Exercise prompt: Copy out the listing exactly.

[Data items]
....
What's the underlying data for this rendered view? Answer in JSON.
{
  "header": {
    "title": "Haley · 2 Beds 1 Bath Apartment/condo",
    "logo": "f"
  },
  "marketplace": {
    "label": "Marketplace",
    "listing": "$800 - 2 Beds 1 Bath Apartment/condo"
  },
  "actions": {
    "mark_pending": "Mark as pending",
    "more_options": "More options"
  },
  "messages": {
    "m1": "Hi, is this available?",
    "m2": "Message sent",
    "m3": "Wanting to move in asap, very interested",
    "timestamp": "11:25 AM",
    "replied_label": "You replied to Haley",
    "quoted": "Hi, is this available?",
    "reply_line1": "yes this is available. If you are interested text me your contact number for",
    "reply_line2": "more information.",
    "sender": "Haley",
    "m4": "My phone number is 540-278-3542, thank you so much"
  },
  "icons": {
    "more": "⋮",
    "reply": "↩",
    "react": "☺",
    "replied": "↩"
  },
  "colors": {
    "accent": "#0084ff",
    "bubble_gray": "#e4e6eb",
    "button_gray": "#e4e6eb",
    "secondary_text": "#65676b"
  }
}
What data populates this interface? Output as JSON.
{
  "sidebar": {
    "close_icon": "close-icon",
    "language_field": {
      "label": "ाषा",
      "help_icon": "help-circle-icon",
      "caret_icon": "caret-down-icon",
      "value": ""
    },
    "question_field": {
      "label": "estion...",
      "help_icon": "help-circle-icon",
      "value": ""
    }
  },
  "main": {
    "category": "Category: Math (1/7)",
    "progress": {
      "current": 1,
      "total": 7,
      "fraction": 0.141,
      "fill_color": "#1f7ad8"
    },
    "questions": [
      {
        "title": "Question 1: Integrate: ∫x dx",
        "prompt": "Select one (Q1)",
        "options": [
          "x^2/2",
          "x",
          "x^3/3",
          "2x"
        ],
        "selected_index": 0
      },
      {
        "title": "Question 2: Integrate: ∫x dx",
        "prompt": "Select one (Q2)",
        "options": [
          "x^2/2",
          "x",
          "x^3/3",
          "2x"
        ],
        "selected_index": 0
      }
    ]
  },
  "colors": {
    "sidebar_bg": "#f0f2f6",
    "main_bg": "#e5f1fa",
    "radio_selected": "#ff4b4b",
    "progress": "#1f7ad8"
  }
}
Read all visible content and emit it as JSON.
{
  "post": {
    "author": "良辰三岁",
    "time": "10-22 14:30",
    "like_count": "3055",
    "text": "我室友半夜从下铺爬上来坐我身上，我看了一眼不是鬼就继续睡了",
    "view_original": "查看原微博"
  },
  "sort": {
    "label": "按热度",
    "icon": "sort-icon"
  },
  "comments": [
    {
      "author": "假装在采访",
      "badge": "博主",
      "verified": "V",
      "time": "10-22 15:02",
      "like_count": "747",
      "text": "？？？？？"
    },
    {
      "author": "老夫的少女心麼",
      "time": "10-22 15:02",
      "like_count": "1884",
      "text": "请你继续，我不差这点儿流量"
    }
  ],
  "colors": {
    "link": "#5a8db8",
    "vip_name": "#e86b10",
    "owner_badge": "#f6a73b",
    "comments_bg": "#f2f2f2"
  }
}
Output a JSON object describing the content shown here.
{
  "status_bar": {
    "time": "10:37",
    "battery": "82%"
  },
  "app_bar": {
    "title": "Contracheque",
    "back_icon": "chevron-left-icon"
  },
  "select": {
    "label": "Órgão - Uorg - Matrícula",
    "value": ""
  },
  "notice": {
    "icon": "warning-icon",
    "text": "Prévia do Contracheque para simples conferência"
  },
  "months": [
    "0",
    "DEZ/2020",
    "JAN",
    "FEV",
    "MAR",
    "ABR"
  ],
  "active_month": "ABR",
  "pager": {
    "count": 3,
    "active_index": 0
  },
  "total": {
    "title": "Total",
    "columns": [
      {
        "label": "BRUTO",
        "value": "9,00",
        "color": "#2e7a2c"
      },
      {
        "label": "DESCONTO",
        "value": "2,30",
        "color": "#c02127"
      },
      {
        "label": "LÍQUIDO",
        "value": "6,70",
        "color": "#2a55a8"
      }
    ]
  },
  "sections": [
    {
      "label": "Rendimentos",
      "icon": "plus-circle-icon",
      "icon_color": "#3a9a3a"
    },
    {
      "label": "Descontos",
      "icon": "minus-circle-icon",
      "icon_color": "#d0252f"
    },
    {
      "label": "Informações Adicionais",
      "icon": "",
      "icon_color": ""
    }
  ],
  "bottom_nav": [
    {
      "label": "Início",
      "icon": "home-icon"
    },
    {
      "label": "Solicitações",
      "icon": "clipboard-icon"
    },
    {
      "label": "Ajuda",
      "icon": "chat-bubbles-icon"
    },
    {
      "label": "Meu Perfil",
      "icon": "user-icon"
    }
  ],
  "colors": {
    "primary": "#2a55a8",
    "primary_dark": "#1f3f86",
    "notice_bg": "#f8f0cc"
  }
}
....
Reply:
What's the underlying data for this rendered view? Answer in JSON.
{
  "header": {
    "title": "Haley · 2 Beds 1 Bath Apartment/condo",
    "logo": "f"
  },
  "marketplace": {
    "label": "Marketplace",
    "listing": "$800 - 2 Beds 1 Bath Apartment/condo"
  },
  "actions": {
    "mark_pending": "Mark as pending",
    "more_options": "More options"
  },
  "messages": {
    "m1": "Hi, is this available?",
    "m2": "Message sent",
    "m3": "Wanting to move in asap, very interested",
    "timestamp": "11:25 AM",
    "replied_label": "You replied to Haley",
    "quoted": "Hi, is this available?",
    "reply_line1": "yes this is available. If you are interested text me your contact number for",
    "reply_line2": "more information.",
    "sender": "Haley",
    "m4": "My phone number is 540-278-3542, thank you so much"
  },
  "icons": {
    "more": "⋮",
    "reply": "↩",
    "react": "☺",
    "replied": "↩"
  },
  "colors": {
    "accent": "#0084ff",
    "bubble_gray": "#e4e6eb",
    "button_gray": "#e4e6eb",
    "secondary_text": "#65676b"
  }
}
What data populates this interface? Output as JSON.
{
  "sidebar": {
    "close_icon": "close-icon",
    "language_field": {
      "label": "ाषा",
      "help_icon": "help-circle-icon",
      "caret_icon": "caret-down-icon",
      "value": ""
    },
    "question_field": {
      "label": "estion...",
      "help_icon": "help-circle-icon",
      "value": ""
    }
  },
  "main": {
    "category": "Category: Math (1/7)",
    "progress": {
      "current": 1,
      "total": 7,
      "fraction": 0.141,
      "fill_color": "#1f7ad8"
    },
    "questions": [
      {
        "title": "Question 1: Integrate: ∫x dx",
        "prompt": "Select one (Q1)",
        "options": [
          "x^2/2",
          "x",
          "x^3/3",
          "2x"
        ],
        "selected_index": 0
      },
      {
        "title": "Question 2: Integrate: ∫x dx",
        "prompt": "Select one (Q2)",
        "options": [
          "x^2/2",
          "x",
          "x^3/3",
          "2x"
        ],
        "selected_index": 0
      }
    ]
  },
  "colors": {
    "sidebar_bg": "#f0f2f6",
    "main_bg": "#e5f1fa",
    "radio_selected": "#ff4b4b",
    "progress": "#1f7ad8"
  }
}
Read all visible content and emit it as JSON.
{
  "post": {
    "author": "良辰三岁",
    "time": "10-22 14:30",
    "like_count": "3055",
    "text": "我室友半夜从下铺爬上来坐我身上，我看了一眼不是鬼就继续睡了",
    "view_original": "查看原微博"
  },
  "sort": {
    "label": "按热度",
    "icon": "sort-icon"
  },
  "comments": [
    {
      "author": "假装在采访",
      "badge": "博主",
      "verified": "V",
      "time": "10-22 15:02",
      "like_count": "747",
      "text": "？？？？？"
    },
    {
      "author": "老夫的少女心麼",
      "time": "10-22 15:02",
      "like_count": "1884",
      "text": "请你继续，我不差这点儿流量"
    }
  ],
  "colors": {
    "link": "#5a8db8",
    "vip_name": "#e86b10",
    "owner_badge": "#f6a73b",
    "comments_bg": "#f2f2f2"
  }
}
Output a JSON object describing the content shown here.
{
  "status_bar": {
    "time": "10:37",
    "battery": "82%"
  },
  "app_bar": {
    "title": "Contracheque",
    "back_icon": "chevron-left-icon"
  },
  "select": {
    "label": "Órgão - Uorg - Matrícula",
    "value": ""
  },
  "notice": {
    "icon": "warning-icon",
    "text": "Prévia do Contracheque para simples conferência"
  },
  "months": [
    "0",
    "DEZ/2020",
    "JAN",
    "FEV",
    "MAR",
    "ABR"
  ],
  "active_month": "ABR",
  "pager": {
    "count": 3,
    "active_index": 0
  },
  "total": {
    "title": "Total",
    "columns": [
      {
        "label": "BRUTO",
        "value": "9,00",
        "color": "#2e7a2c"
      },
      {
        "label": "DESCONTO",
        "value": "2,30",
        "color": "#c02127"
      },
      {
        "label": "LÍQUIDO",
        "value": "6,70",
        "color": "#2a55a8"
      }
    ]
  },
  "sections": [
    {
      "label": "Rendimentos",
      "icon": "plus-circle-icon",
      "icon_color": "#3a9a3a"
    },
    {
      "label": "Descontos",
      "icon": "minus-circle-icon",
      "icon_color": "#d0252f"
    },
    {
      "label": "Informações Adicionais",
      "icon": "",
      "icon_color": ""
    }
  ],
  "bottom_nav": [
    {
      "label": "Início",
      "icon": "home-icon"
    },
    {
      "label": "Solicitações",
      "icon": "clipboard-icon"
    },
    {
      "label": "Ajuda",
      "icon": "chat-bubbles-icon"
    },
    {
      "label": "Meu Perfil",
      "icon": "user-icon"
    }
  ],
  "colors": {
    "primary": "#2a55a8",
    "primary_dark": "#1f3f86",
    "notice_bg": "#f8f0cc"
  }
}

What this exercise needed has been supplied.